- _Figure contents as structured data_
########################################

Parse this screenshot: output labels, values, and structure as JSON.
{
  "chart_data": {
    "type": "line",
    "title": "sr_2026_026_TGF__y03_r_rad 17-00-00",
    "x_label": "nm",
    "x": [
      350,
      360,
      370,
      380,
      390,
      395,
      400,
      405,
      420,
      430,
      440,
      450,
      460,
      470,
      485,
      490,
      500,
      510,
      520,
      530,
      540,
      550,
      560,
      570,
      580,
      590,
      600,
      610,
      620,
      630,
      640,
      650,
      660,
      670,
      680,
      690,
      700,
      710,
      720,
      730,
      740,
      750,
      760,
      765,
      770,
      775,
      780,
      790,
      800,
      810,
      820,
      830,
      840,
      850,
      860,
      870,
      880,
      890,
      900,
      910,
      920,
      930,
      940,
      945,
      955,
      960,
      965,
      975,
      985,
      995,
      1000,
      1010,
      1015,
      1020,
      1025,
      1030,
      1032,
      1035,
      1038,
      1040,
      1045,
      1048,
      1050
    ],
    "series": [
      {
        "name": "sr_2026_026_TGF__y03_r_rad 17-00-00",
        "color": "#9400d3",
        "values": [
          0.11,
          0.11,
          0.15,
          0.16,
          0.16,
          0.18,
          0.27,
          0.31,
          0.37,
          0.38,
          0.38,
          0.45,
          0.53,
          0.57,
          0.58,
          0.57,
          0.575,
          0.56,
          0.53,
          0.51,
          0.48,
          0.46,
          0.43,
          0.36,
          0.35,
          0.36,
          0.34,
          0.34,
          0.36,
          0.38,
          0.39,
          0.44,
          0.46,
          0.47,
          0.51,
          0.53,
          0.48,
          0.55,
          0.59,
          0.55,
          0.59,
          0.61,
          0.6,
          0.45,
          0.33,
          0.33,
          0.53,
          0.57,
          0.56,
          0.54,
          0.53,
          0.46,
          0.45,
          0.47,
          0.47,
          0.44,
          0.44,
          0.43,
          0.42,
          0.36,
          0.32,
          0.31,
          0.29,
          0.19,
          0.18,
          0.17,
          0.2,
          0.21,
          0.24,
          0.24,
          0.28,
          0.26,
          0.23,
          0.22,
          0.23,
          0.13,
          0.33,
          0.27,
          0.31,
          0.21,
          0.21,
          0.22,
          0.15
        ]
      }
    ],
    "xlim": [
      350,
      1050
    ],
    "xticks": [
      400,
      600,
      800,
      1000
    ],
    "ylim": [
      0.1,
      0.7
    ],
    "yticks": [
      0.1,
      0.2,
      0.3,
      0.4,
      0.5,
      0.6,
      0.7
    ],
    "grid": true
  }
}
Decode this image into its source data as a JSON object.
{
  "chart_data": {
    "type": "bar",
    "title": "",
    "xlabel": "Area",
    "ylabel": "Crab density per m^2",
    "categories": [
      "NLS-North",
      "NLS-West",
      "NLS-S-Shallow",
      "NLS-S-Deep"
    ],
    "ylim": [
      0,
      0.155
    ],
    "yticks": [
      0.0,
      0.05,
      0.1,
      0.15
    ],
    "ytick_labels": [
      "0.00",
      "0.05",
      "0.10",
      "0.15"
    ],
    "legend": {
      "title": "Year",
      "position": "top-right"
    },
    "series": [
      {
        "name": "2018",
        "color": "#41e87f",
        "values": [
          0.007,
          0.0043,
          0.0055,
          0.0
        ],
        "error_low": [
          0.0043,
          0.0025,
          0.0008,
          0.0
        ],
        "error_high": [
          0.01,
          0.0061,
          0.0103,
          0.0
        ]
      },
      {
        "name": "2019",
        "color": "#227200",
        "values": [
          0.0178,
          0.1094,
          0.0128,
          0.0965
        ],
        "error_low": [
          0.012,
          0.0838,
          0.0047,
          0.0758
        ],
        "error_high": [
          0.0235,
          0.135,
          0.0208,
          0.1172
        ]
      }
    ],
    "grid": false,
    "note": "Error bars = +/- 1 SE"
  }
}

########################################

- _Problem requirements_
Each record above must be given again exactly.

- _Response to the task_
Parse this screenshot: output labels, values, and structure as JSON.
{
  "chart_data": {
    "type": "line",
    "title": "sr_2026_026_TGF__y03_r_rad 17-00-00",
    "x_label": "nm",
    "x": [
      350,
      360,
      370,
      380,
      390,
      395,
      400,
      405,
      420,
      430,
      440,
      450,
      460,
      470,
      485,
      490,
      500,
      510,
      520,
      530,
      540,
      550,
      560,
      570,
      580,
      590,
      600,
      610,
      620,
      630,
      640,
      650,
      660,
      670,
      680,
      690,
      700,
      710,
      720,
      730,
      740,
      750,
      760,
      765,
      770,
      775,
      780,
      790,
      800,
      810,
      820,
      830,
      840,
      850,
      860,
      870,
      880,
      890,
      900,
      910,
      920,
      930,
      940,
      945,
      955,
      960,
      965,
      975,
      985,
      995,
      1000,
      1010,
      1015,
      1020,
      1025,
      1030,
      1032,
      1035,
      1038,
      1040,
      1045,
      1048,
      1050
    ],
    "series": [
      {
        "name": "sr_2026_026_TGF__y03_r_rad 17-00-00",
        "color": "#9400d3",
        "values": [
          0.11,
          0.11,
          0.15,
          0.16,
          0.16,
          0.18,
          0.27,
          0.31,
          0.37,
          0.38,
          0.38,
          0.45,
          0.53,
          0.57,
          0.58,
          0.57,
          0.575,
          0.56,
          0.53,
          0.51,
          0.48,
          0.46,
          0.43,
          0.36,
          0.35,
          0.36,
          0.34,
          0.34,
          0.36,
          0.38,
          0.39,
          0.44,
          0.46,
          0.47,
          0.51,
          0.53,
          0.48,
          0.55,
          0.59,
          0.55,
          0.59,
          0.61,
          0.6,
          0.45,
          0.33,
          0.33,
          0.53,
          0.57,
          0.56,
          0.54,
          0.53,
          0.46,
          0.45,
          0.47,
          0.47,
          0.44,
          0.44,
          0.43,
          0.42,
          0.36,
          0.32,
          0.31,
          0.29,
          0.19,
          0.18,
          0.17,
          0.2,
          0.21,
          0.24,
          0.24,
          0.28,
          0.26,
          0.23,
          0.22,
          0.23,
          0.13,
          0.33,
          0.27,
          0.31,
          0.21,
          0.21,
          0.22,
          0.15
        ]
      }
    ],
    "xlim": [
      350,
      1050
    ],
    "xticks": [
      400,
      600,
      800,
      1000
    ],
    "ylim": [
      0.1,
      0.7
    ],
    "yticks": [
      0.1,
      0.2,
      0.3,
      0.4,
      0.5,
      0.6,
      0.7
    ],
    "grid": true
  }
}
Decode this image into its source data as a JSON object.
{
  "chart_data": {
    "type": "bar",
    "title": "",
    "xlabel": "Area",
    "ylabel": "Crab density per m^2",
    "categories": [
      "NLS-North",
      "NLS-West",
      "NLS-S-Shallow",
      "NLS-S-Deep"
    ],
    "ylim": [
      0,
      0.155
    ],
    "yticks": [
      0.0,
      0.05,
      0.1,
      0.15
    ],
    "ytick_labels": [
      "0.00",
      "0.05",
      "0.10",
      "0.15"
    ],
    "legend": {
      "title": "Year",
      "position": "top-right"
    },
    "series": [
      {
        "name": "2018",
        "color": "#41e87f",
        "values": [
          0.007,
          0.0043,
          0.0055,
          0.0
        ],
        "error_low": [
          0.0043,
          0.0025,
          0.0008,
          0.0
        ],
        "error_high": [
          0.01,
          0.0061,
          0.0103,
          0.0
        ]
      },
      {
        "name": "2019",
        "color": "#227200",
        "values": [
          0.0178,
          0.1094,
          0.0128,
          0.0965
        ],
        "error_low": [
          0.012,
          0.0838,
          0.0047,
          0.0758
        ],
        "error_high": [
          0.0235,
          0.135,
          0.0208,
          0.1172
        ]
      }
    ],
    "grid": false,
    "note": "Error bars = +/- 1 SE"
  }
}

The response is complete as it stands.